[Aim of the task]
Single out the lines of the material that contain "products" and copy them.

[Given data]
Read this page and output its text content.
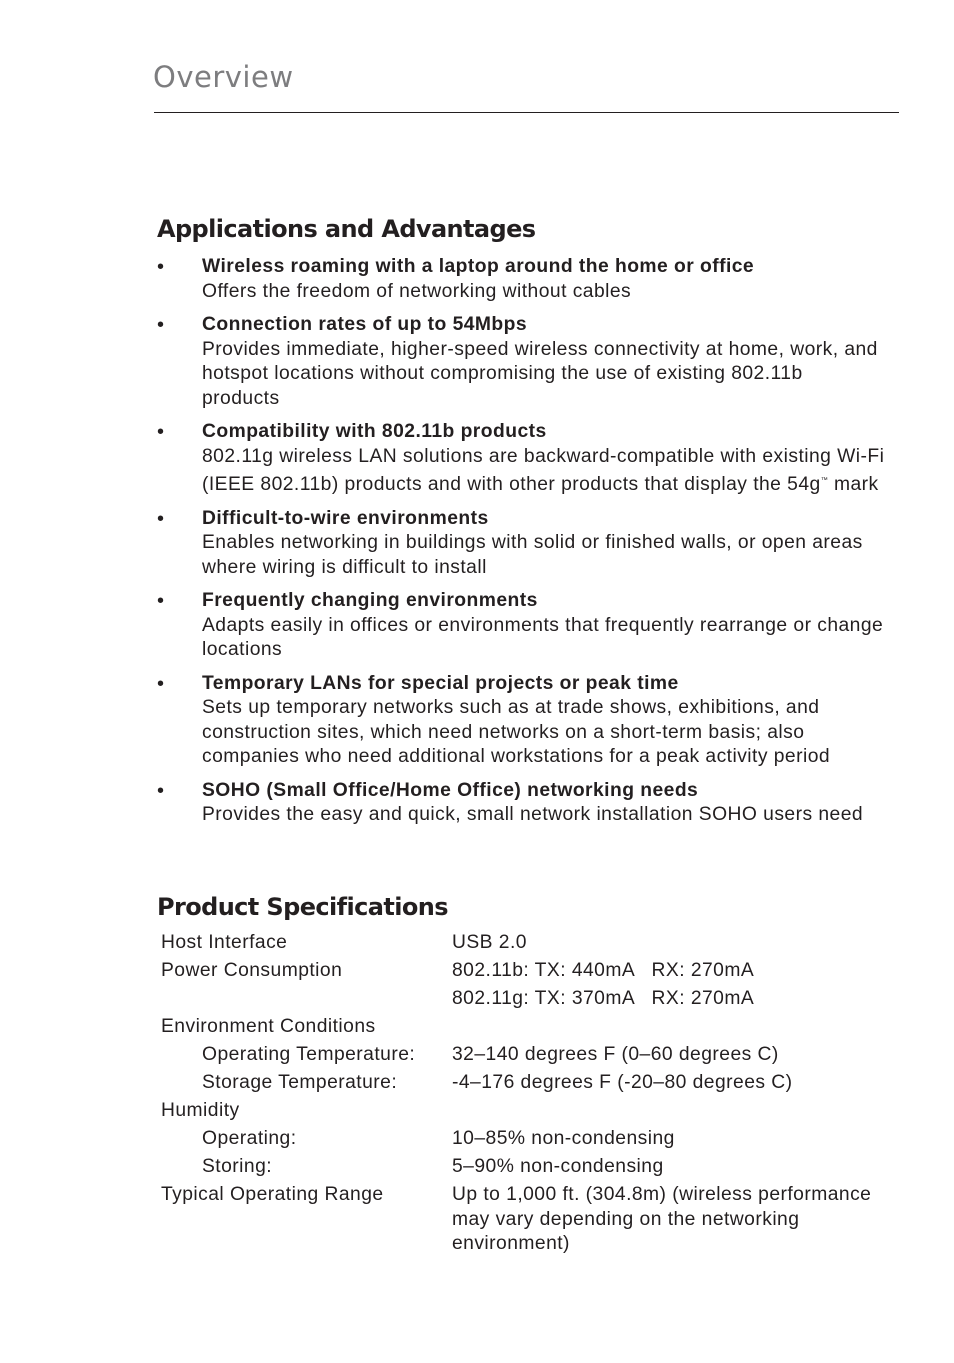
Overview
Applications and Advantages
• Wireless roaming with a laptop around the home or office
Offers the freedom of networking without cables
• Connection rates of up to 54Mbps
Provides immediate, higher-speed wireless connectivity at home, work, and hotspot locations without compromising the use of existing 802.11b products
• Compatibility with 802.11b products
802.11g wireless LAN solutions are backward-compatible with existing Wi-Fi (IEEE 802.11b) products and with other products that display the 54g™ mark
• Difficult-to-wire environments
Enables networking in buildings with solid or finished walls, or open areas where wiring is difficult to install
• Frequently changing environments
Adapts easily in offices or environments that frequently rearrange or change locations
• Temporary LANs for special projects or peak time
Sets up temporary networks such as at trade shows, exhibitions, and construction sites, which need networks on a short-term basis; also companies who need additional workstations for a peak activity period
• SOHO (Small Office/Home Office) networking needs
Provides the easy and quick, small network installation SOHO users need
Product Specifications
Host Interface	USB 2.0
Power Consumption	802.11b: TX: 440mA   RX: 270mA
	802.11g: TX: 370mA   RX: 270mA
Environment Conditions	
Operating Temperature:	32–140 degrees F (0–60 degrees C)
Storage Temperature:	-4–176 degrees F (-20–80 degrees C)
Humidity	
Operating:	10–85% non-condensing
Storing:	5–90% non-condensing
Typical Operating Range	Up to 1,000 ft. (304.8m) (wireless performance may vary depending on the networking environment)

[Reply to the task]
Provides immediate, higher-speed wireless connectivity at home, work, and hotspot locations without compromising the use of existing 802.11b products
• Compatibility with 802.11b products
802.11g wireless LAN solutions are backward-compatible with existing Wi-Fi (IEEE 802.11b) products and with other products that display the 54g™ mark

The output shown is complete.